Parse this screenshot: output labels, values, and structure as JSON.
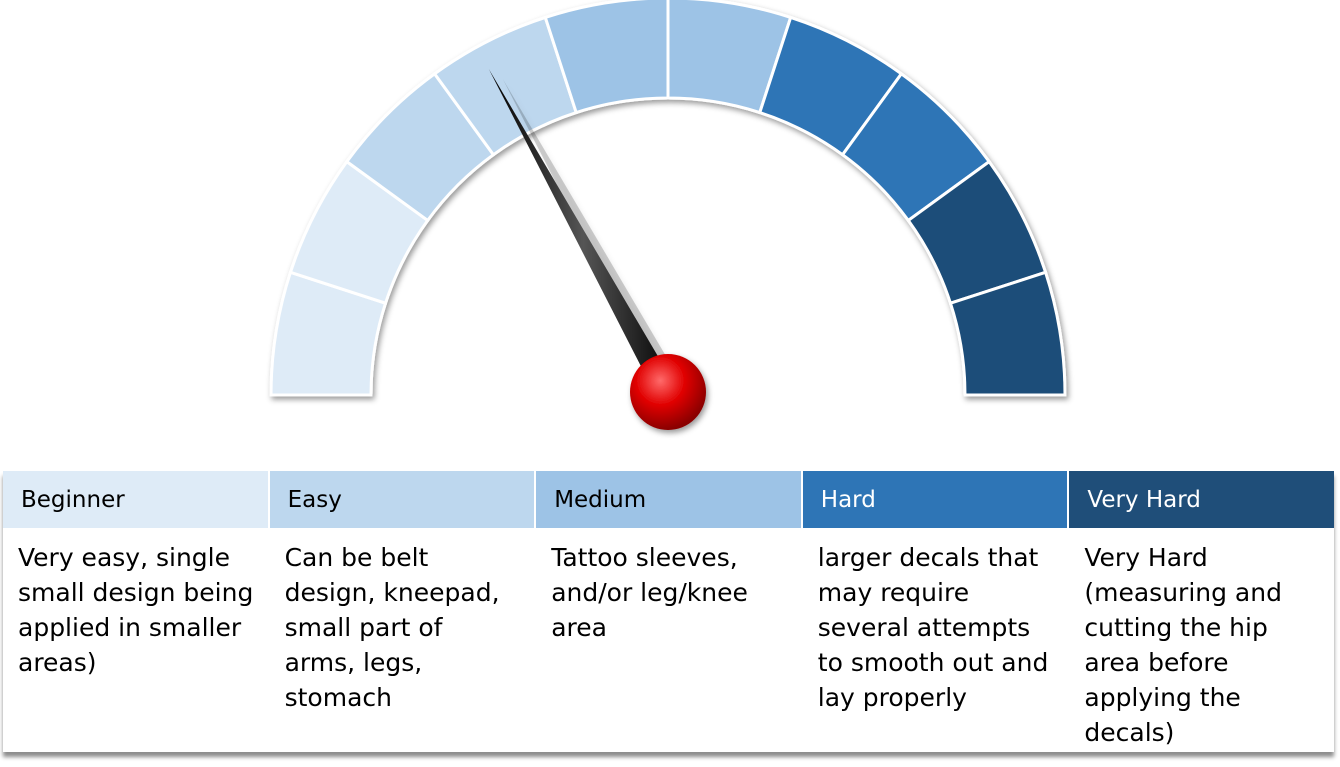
{
  "gauge": {
    "segment_colors": [
      "#deebf7",
      "#deebf7",
      "#bdd7ee",
      "#bdd7ee",
      "#9dc3e6",
      "#9dc3e6",
      "#2e75b6",
      "#2e75b6",
      "#1f4e79",
      "#1f4e79"
    ],
    "needle_value": 0.34,
    "knob_color": "#e00000"
  },
  "levels": [
    {
      "label": "Beginner",
      "color": "#deebf7",
      "text_color": "#000000",
      "description": "Very easy, single small design being applied in smaller areas)"
    },
    {
      "label": "Easy",
      "color": "#bdd7ee",
      "text_color": "#000000",
      "description": "Can be belt design, kneepad, small part of arms, legs, stomach"
    },
    {
      "label": "Medium",
      "color": "#9dc3e6",
      "text_color": "#000000",
      "description": "Tattoo sleeves, and/or leg/knee area"
    },
    {
      "label": "Hard",
      "color": "#2e75b6",
      "text_color": "#ffffff",
      "description": "larger decals that may require several attempts to smooth out and lay properly"
    },
    {
      "label": "Very Hard",
      "color": "#1f4e79",
      "text_color": "#ffffff",
      "description": "Very Hard (measuring and cutting the hip area before applying the decals)"
    }
  ]
}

▶ [SET TASK]: Provide only the count of lines in the data above that include the string "design".

▶ [COMPLETED TASK]: 2